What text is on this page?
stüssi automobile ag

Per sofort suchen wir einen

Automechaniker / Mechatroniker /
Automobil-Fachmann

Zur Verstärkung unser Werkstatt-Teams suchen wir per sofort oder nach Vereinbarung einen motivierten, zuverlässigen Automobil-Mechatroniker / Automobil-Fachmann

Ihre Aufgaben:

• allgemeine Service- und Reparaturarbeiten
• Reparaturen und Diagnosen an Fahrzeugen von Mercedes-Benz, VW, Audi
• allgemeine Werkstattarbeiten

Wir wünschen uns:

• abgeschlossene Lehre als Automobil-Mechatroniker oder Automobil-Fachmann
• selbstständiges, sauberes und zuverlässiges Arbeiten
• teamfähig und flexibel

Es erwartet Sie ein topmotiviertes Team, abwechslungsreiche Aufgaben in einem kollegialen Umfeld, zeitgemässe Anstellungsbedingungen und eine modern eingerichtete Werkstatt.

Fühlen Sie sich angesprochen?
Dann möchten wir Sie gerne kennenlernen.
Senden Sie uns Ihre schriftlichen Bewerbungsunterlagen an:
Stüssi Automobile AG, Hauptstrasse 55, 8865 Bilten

Work to be completed: Select from the material above each line in which the string "sofort" appears, and list those lines.

Complete answer:
Per sofort suchen wir einen
Zur Verstärkung unser Werkstatt-Teams suchen wir per sofort oder nach Vereinbarung einen motivierten, zuverlässigen Automobil-Mechatroniker / Automobil-Fachmann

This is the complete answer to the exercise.